**EXTRACTED INFORMATION**:
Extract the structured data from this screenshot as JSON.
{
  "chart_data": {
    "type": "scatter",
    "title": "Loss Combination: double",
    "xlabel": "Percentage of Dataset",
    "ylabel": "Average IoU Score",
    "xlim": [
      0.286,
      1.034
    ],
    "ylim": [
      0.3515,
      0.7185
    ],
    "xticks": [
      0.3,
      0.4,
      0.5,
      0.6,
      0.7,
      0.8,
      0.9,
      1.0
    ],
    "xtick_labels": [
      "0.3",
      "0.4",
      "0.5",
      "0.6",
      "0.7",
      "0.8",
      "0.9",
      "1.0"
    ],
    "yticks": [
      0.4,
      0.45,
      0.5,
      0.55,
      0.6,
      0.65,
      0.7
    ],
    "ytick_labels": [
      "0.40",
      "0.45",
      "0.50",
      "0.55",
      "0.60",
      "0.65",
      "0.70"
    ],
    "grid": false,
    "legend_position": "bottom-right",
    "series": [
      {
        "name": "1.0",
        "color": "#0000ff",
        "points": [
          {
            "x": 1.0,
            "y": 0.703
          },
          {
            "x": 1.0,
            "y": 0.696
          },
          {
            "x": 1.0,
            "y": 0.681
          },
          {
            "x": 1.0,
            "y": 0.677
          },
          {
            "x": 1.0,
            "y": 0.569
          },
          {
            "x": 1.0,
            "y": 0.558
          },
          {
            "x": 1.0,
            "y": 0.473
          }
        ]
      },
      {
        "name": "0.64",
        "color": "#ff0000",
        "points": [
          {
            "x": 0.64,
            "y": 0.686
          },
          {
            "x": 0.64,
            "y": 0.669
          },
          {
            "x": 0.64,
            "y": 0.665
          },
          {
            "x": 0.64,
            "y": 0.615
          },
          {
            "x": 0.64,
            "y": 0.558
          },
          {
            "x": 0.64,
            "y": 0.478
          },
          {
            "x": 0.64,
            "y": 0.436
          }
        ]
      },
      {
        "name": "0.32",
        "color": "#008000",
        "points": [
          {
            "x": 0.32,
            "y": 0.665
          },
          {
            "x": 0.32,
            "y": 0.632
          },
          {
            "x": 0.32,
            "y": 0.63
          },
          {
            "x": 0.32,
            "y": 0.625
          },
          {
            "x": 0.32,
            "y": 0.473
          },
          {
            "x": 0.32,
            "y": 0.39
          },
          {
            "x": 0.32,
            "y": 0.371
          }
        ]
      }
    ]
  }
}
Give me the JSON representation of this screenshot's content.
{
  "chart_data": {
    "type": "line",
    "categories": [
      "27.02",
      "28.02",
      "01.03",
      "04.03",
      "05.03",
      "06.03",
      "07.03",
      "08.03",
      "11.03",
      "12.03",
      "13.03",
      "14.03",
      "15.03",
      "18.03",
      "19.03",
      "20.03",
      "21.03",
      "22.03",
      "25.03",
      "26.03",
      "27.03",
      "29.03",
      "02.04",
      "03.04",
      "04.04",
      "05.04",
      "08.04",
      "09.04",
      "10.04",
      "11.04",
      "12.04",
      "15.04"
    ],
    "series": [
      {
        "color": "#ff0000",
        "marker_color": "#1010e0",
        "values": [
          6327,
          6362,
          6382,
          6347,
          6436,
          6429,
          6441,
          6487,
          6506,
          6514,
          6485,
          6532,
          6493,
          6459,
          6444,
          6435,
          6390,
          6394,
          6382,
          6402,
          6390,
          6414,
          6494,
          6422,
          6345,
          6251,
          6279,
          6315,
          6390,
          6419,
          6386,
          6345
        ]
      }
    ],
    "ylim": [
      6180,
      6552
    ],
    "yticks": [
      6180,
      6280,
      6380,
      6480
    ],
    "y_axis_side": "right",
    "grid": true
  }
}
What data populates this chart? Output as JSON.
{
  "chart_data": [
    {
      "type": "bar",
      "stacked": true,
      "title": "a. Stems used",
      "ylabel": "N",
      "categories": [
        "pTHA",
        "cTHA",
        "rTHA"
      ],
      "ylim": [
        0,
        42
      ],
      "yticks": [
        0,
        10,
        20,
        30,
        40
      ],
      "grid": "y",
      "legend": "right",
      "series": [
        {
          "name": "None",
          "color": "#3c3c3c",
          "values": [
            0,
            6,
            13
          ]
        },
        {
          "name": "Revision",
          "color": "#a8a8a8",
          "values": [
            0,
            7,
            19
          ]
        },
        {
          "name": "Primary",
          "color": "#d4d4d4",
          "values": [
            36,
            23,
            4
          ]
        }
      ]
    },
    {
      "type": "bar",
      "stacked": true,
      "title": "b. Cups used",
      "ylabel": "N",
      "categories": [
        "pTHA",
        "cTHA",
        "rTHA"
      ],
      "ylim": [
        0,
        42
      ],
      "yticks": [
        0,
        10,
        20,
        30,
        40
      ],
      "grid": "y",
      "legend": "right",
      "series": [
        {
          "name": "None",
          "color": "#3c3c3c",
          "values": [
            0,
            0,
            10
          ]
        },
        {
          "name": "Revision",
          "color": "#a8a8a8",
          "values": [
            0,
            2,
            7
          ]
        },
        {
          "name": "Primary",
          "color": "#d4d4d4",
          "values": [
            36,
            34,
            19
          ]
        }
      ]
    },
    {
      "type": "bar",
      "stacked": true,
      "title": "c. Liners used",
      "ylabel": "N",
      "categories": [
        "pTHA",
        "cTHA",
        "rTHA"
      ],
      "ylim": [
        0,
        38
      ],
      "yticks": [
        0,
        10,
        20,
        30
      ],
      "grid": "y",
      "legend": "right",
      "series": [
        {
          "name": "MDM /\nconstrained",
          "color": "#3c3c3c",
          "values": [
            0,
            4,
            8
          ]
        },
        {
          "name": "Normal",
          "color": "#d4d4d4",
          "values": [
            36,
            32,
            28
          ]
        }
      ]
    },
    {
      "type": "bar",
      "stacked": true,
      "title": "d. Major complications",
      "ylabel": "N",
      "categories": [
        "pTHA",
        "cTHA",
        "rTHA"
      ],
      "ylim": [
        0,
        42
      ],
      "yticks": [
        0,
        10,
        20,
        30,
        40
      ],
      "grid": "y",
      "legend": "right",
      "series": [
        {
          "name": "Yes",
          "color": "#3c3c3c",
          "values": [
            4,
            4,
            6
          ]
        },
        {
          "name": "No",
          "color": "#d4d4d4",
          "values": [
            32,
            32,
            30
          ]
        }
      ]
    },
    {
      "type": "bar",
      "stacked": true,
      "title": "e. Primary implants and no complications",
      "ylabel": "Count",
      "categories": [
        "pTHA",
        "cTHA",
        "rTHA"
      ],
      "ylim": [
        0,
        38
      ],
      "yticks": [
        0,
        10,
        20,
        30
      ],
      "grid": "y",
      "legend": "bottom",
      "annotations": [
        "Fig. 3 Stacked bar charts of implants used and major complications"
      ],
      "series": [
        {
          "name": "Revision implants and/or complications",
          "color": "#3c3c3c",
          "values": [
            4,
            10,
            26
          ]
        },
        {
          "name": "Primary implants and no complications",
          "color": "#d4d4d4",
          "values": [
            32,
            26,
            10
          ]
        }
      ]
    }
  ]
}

**AIM**: Copy all lines from the entries that contain the word "this".

**ANSWER BELOW**:
Extract the structured data from this screenshot as JSON.
Give me the JSON representation of this screenshot's content.
What data populates this chart? Output as JSON.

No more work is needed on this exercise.